Data records:

• • •

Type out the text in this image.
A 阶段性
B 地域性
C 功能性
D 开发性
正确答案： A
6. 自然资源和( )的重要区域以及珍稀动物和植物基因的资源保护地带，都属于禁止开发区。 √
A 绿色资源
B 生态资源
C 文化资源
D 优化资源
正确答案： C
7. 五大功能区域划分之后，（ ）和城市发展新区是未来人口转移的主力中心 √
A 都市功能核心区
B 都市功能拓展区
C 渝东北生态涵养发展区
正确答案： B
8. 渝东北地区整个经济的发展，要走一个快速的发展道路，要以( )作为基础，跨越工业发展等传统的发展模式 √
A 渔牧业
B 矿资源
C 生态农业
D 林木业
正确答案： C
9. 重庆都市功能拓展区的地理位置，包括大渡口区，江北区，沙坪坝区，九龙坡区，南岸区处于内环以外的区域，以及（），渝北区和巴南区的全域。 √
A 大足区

• • •

PROBLEM TO WORK ON :: Please repeat the material above, word for word and in full.

EXERCISE RESPONSE ::
Type out the text in this image.
A 阶段性
B 地域性
C 功能性
D 开发性
正确答案： A
6. 自然资源和( )的重要区域以及珍稀动物和植物基因的资源保护地带，都属于禁止开发区。 √
A 绿色资源
B 生态资源
C 文化资源
D 优化资源
正确答案： C
7. 五大功能区域划分之后，（ ）和城市发展新区是未来人口转移的主力中心 √
A 都市功能核心区
B 都市功能拓展区
C 渝东北生态涵养发展区
正确答案： B
8. 渝东北地区整个经济的发展，要走一个快速的发展道路，要以( )作为基础，跨越工业发展等传统的发展模式 √
A 渔牧业
B 矿资源
C 生态农业
D 林木业
正确答案： C
9. 重庆都市功能拓展区的地理位置，包括大渡口区，江北区，沙坪坝区，九龙坡区，南岸区处于内环以外的区域，以及（），渝北区和巴南区的全域。 √
A 大足区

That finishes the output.